*** TEXT EXCERPT ***

The Maximals' designs are sometimes nightmare-inducing, sure, but I kinda have to respect it when an entire team of people goes "we made them ugly on purpose" lawl. And yeah there are a very few minor incongruities with BW, like Rhinox and Megatron's motivations/goals, but all things considered even those few things work pretty seamlessly in-context. Goes to Marty Isenberg's credit as a writer then, given he hadn't seen much/any of BW at the time, then. Plus it gave more depth to chars like BA & Silverbolt, rly made me retroactively enjoy them more, since in BW they were a bit onenote.
Watched all at once, it really does just feel in the same vein as any of the Dreamwave/earlyIDW comics, or TFA's more darker bits, or what-have-you; it's just got some weird designs, and also really wanted to ride that Y2K cyberpunk dystopia aesthetic lol.

*** EXCERPTED DATA ***

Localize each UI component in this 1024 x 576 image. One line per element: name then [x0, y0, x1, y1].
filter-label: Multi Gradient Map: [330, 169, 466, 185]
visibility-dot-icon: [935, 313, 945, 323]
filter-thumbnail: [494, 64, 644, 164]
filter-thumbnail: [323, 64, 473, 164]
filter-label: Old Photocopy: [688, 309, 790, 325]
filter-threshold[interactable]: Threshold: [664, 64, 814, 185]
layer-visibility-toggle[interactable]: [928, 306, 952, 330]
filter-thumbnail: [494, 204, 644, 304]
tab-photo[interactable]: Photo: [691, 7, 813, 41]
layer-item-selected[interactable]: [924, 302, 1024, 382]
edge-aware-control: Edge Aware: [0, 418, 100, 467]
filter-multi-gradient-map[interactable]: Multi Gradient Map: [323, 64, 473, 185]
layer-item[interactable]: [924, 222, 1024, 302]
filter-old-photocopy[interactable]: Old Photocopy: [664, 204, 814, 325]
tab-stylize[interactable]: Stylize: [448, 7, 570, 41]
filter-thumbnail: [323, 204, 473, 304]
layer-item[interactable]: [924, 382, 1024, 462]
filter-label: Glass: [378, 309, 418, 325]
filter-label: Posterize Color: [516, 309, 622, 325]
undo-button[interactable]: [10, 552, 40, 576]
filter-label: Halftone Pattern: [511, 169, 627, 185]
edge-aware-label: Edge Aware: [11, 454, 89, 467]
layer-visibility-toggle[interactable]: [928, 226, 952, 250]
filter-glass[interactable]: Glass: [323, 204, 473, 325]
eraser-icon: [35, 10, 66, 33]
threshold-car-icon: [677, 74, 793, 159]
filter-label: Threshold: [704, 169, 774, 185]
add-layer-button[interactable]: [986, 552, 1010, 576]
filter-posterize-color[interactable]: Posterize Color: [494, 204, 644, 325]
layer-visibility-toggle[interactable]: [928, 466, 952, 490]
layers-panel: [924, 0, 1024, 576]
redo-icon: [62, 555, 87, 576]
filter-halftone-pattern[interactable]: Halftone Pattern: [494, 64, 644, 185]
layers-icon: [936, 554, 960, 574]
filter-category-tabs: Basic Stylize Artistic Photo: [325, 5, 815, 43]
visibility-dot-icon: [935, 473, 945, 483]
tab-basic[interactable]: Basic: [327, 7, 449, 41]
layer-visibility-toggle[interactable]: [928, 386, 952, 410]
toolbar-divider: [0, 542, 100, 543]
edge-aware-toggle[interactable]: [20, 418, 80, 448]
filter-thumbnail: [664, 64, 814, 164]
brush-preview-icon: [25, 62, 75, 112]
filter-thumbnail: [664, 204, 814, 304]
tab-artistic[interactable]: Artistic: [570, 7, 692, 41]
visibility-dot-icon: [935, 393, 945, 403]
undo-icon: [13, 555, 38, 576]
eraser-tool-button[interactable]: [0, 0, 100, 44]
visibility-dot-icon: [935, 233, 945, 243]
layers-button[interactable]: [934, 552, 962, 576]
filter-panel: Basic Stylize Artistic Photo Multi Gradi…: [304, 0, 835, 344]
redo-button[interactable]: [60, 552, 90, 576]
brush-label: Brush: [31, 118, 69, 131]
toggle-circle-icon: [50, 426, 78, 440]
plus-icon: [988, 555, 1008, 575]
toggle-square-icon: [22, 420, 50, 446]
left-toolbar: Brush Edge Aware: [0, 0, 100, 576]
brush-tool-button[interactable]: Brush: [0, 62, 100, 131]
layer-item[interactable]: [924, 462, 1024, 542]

***

(TASK INSTRUCTIONS)
**A.** Do these statements agree with the text about the Maximals? Answer yes or no for each and quote the deciding words.
(i) Marty Isenberg had seen much of BW at the time.
(ii) It gave more depth to characters like BA and Silverbolt.
(iii) There are many major incongruities with BW.
**B.** In the records, take the lines from the first one through the line with "filter-label: Old Photocopy: [688, 309, 790, 325]". Rewrite only those lines, putting "preview-image" in place of each "filter-thumbnail" and changing nothing else.
The records are unrelated to the text about the Maximals.

(WRITTEN ANSWERS)
**A.**
(i) No: "given he hadn't seen much/any of BW at the time"
(ii) Yes: "Plus it gave more depth to chars like BA & Silverbolt"
(iii) No: "there are a very few minor incongruities with BW"

**B.**
Localize each UI component in this 1024 x 576 image. One line per element: name then [x0, y0, x1, y1].
filter-label: Multi Gradient Map: [330, 169, 466, 185]
visibility-dot-icon: [935, 313, 945, 323]
preview-image: [494, 64, 644, 164]
preview-image: [323, 64, 473, 164]
filter-label: Old Photocopy: [688, 309, 790, 325]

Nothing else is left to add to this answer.